_Recorded data_.
++++++

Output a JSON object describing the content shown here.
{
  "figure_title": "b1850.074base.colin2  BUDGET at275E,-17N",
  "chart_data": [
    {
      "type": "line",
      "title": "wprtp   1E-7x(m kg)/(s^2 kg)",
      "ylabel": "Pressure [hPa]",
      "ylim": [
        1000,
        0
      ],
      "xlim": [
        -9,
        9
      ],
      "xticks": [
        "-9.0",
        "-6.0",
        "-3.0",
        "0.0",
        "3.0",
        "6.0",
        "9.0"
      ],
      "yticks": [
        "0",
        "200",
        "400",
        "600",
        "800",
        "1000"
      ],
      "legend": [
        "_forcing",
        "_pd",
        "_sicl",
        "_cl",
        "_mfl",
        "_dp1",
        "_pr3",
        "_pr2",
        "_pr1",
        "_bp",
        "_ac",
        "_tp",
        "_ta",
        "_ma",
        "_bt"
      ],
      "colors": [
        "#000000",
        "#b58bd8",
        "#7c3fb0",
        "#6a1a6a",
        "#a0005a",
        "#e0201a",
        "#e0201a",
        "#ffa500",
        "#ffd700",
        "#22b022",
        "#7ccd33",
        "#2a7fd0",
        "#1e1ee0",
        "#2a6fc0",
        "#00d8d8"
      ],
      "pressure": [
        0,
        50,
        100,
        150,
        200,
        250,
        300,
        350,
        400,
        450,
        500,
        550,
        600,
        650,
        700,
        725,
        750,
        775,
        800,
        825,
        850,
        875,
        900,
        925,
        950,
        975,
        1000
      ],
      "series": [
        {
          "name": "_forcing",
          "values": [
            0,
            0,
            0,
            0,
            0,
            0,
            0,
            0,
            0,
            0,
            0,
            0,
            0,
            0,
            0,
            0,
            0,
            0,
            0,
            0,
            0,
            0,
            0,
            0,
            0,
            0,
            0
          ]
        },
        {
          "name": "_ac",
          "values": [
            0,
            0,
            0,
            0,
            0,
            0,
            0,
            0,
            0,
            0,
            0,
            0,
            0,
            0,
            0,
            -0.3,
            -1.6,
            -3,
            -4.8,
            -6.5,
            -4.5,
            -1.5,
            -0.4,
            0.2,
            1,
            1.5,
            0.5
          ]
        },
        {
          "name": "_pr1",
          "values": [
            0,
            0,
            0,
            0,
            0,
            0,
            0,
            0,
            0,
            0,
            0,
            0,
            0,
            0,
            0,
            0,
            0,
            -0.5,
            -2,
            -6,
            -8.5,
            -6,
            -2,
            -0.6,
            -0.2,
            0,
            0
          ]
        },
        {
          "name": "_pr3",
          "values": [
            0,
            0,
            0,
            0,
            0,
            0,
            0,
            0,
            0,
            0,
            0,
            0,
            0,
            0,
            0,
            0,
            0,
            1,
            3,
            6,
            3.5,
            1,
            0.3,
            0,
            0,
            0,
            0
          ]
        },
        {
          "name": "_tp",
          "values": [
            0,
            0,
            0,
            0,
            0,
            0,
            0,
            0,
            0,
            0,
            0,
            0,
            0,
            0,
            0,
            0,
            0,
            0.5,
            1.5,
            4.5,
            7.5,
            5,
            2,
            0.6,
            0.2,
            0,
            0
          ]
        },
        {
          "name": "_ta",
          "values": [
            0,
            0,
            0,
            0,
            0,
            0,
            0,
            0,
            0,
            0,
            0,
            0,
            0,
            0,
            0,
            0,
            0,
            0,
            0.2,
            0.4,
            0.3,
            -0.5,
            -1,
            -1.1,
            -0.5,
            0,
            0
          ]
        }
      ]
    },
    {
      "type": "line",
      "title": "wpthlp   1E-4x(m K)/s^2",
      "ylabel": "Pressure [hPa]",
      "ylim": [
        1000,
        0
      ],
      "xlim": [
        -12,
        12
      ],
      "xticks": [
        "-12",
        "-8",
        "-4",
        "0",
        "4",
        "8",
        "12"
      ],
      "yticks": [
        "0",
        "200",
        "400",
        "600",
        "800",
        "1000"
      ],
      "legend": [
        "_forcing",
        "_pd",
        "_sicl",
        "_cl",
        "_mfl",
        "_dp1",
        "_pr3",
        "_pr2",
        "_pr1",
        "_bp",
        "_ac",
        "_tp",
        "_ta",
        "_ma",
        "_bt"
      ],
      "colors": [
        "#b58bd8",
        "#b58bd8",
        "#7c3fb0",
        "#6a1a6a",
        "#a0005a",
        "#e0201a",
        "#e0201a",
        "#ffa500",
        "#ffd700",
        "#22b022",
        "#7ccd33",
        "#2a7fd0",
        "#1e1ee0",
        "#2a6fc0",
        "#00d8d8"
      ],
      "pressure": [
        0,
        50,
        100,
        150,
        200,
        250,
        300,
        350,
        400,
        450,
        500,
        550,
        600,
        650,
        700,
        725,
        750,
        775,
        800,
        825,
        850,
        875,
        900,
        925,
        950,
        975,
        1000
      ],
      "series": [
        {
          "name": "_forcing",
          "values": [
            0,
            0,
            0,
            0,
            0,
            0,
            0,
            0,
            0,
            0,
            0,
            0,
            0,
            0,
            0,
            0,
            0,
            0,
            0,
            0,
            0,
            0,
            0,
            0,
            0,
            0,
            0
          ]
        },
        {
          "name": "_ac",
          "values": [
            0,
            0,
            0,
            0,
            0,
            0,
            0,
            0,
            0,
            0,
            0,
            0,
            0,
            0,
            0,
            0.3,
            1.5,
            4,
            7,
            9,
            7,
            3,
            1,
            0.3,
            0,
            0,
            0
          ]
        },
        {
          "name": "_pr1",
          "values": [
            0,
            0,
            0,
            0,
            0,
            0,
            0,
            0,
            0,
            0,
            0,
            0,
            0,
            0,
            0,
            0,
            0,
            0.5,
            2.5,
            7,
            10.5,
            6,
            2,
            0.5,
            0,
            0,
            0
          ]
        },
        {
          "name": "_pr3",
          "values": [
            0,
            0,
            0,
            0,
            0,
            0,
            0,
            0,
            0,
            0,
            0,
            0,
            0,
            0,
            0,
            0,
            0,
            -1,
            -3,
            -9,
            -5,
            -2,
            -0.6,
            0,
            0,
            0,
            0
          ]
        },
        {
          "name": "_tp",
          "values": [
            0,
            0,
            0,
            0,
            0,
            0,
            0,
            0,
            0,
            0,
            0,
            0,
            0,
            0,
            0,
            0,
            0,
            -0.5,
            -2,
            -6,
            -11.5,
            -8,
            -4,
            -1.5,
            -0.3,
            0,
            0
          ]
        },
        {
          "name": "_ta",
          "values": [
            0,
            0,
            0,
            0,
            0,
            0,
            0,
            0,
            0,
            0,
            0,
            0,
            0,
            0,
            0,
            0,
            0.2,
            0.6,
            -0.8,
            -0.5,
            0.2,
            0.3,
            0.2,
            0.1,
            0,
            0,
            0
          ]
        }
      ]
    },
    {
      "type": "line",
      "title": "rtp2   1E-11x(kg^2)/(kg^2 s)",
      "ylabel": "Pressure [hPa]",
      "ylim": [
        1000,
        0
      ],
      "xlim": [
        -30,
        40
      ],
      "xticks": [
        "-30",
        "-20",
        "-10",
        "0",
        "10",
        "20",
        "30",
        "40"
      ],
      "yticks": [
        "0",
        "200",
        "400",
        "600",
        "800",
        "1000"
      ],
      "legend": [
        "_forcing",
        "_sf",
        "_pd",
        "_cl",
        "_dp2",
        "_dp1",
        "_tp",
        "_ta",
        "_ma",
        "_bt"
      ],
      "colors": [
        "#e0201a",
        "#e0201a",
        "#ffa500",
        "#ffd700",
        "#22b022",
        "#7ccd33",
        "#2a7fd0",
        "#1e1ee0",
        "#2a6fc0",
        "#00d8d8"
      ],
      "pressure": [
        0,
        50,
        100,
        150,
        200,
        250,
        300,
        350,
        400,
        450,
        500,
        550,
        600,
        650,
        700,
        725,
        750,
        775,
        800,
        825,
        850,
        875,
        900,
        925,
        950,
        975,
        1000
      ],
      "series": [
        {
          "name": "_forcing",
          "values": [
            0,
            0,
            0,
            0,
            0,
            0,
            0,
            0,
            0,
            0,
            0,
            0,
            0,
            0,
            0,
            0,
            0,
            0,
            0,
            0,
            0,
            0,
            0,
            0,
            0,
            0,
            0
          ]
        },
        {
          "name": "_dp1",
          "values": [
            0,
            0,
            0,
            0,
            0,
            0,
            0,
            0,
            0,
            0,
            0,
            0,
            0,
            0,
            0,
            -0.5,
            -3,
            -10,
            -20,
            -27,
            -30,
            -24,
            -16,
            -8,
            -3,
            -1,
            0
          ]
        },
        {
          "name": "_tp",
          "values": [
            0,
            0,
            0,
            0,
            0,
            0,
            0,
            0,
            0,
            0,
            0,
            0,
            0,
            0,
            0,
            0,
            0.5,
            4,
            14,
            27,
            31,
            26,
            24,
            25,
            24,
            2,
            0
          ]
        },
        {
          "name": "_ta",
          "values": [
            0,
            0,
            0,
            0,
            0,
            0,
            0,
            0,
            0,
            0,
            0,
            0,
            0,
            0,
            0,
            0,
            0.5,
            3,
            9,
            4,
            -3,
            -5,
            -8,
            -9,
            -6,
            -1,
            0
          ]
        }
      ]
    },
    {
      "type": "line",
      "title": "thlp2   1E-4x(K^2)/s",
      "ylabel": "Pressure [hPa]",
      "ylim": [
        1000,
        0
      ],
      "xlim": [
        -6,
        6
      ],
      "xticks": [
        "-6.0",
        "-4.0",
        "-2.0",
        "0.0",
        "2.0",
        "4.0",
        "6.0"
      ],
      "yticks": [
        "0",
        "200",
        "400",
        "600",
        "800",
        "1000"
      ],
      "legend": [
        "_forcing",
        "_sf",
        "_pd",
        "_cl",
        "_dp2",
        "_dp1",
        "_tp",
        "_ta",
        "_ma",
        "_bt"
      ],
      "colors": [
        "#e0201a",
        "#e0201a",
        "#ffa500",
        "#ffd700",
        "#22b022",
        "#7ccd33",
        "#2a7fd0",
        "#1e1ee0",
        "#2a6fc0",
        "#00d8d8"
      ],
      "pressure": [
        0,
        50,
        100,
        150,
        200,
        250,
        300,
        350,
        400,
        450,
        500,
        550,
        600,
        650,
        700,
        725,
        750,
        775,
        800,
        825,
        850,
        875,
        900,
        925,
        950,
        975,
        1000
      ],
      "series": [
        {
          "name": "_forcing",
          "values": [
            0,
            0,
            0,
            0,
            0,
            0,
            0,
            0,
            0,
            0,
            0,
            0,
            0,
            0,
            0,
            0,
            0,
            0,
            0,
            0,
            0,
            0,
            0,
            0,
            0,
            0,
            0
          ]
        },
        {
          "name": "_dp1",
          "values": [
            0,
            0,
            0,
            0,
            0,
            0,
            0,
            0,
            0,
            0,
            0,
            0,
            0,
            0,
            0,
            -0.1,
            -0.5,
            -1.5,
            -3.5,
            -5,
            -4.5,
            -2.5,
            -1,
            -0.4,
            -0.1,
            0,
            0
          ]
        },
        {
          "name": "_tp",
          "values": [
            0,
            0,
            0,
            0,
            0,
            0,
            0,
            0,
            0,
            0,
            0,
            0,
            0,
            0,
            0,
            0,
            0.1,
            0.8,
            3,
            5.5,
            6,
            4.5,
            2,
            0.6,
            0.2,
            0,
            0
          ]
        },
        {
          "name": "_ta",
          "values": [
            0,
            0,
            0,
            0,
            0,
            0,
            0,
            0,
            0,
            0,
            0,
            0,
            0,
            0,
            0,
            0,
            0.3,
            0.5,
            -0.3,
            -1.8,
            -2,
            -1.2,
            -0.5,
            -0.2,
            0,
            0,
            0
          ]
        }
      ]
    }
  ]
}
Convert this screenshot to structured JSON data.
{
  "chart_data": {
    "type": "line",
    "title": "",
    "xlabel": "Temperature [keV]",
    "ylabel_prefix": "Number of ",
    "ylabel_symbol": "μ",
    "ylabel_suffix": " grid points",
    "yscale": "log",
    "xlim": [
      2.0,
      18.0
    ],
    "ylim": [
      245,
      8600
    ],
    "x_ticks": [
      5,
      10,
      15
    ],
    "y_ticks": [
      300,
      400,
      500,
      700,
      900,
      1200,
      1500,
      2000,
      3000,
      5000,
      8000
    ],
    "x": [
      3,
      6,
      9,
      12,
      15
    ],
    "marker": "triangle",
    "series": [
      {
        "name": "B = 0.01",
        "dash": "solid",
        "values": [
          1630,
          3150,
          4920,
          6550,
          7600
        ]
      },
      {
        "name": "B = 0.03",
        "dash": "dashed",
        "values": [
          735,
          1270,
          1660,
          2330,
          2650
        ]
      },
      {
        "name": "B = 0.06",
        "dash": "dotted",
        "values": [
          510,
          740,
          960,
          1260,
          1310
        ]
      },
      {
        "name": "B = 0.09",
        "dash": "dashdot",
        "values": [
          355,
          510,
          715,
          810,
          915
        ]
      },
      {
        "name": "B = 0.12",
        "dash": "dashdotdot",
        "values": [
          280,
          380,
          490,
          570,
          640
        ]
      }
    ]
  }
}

++++++

_DIRECTIONS FOR THIS TASK_. Extract every line that has the string "JSON" in it.

_COMPLETED TASK_.
Output a JSON object describing the content shown here.
Convert this screenshot to structured JSON data.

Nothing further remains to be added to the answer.